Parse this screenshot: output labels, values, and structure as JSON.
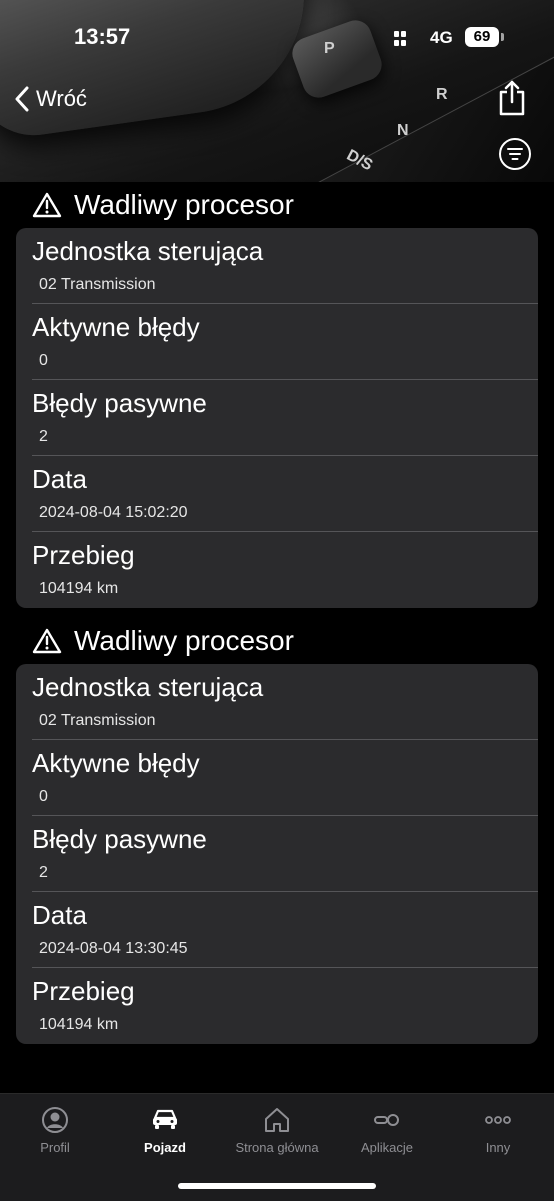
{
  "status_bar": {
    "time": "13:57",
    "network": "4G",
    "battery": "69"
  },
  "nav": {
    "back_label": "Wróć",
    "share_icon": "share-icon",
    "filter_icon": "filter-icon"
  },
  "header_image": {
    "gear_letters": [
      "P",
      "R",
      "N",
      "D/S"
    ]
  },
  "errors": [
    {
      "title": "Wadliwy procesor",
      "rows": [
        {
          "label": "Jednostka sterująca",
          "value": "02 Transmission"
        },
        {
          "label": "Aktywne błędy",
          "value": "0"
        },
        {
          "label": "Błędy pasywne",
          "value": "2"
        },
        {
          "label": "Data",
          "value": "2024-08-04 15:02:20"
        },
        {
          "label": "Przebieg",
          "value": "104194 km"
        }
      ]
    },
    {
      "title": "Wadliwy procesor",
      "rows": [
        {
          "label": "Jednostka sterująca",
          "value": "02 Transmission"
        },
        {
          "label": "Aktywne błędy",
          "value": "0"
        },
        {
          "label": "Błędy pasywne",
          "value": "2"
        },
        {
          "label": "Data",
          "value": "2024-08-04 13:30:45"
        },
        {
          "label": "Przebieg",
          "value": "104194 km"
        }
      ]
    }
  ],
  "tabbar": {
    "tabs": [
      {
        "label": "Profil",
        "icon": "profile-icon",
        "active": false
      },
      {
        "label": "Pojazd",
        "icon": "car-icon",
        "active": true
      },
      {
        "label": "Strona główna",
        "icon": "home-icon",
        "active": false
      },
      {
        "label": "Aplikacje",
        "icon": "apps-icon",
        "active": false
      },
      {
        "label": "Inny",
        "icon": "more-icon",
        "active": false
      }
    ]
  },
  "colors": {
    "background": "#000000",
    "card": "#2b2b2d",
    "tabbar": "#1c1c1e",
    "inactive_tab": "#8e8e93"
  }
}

• • • • •

WORK REQUIRED:
Each entry above should be reproduced exactly, with the pictures removed.

THE COMPLETED TASK:
Parse this screenshot: output labels, values, and structure as JSON.
{
  "status_bar": {
    "time": "13:57",
    "network": "4G",
    "battery": "69"
  },
  "nav": {
    "back_label": "Wróć",
    "share_icon": "share-icon",
    "filter_icon": "filter-icon"
  },
  "header_image": {
    "gear_letters": [
      "P",
      "R",
      "N",
      "D/S"
    ]
  },
  "errors": [
    {
      "title": "Wadliwy procesor",
      "rows": [
        {
          "label": "Jednostka sterująca",
          "value": "02 Transmission"
        },
        {
          "label": "Aktywne błędy",
          "value": "0"
        },
        {
          "label": "Błędy pasywne",
          "value": "2"
        },
        {
          "label": "Data",
          "value": "2024-08-04 15:02:20"
        },
        {
          "label": "Przebieg",
          "value": "104194 km"
        }
      ]
    },
    {
      "title": "Wadliwy procesor",
      "rows": [
        {
          "label": "Jednostka sterująca",
          "value": "02 Transmission"
        },
        {
          "label": "Aktywne błędy",
          "value": "0"
        },
        {
          "label": "Błędy pasywne",
          "value": "2"
        },
        {
          "label": "Data",
          "value": "2024-08-04 13:30:45"
        },
        {
          "label": "Przebieg",
          "value": "104194 km"
        }
      ]
    }
  ],
  "tabbar": {
    "tabs": [
      {
        "label": "Profil",
        "icon": "profile-icon",
        "active": false
      },
      {
        "label": "Pojazd",
        "icon": "car-icon",
        "active": true
      },
      {
        "label": "Strona główna",
        "icon": "home-icon",
        "active": false
      },
      {
        "label": "Aplikacje",
        "icon": "apps-icon",
        "active": false
      },
      {
        "label": "Inny",
        "icon": "more-icon",
        "active": false
      }
    ]
  },
  "colors": {
    "background": "#000000",
    "card": "#2b2b2d",
    "tabbar": "#1c1c1e",
    "inactive_tab": "#8e8e93"
  }
}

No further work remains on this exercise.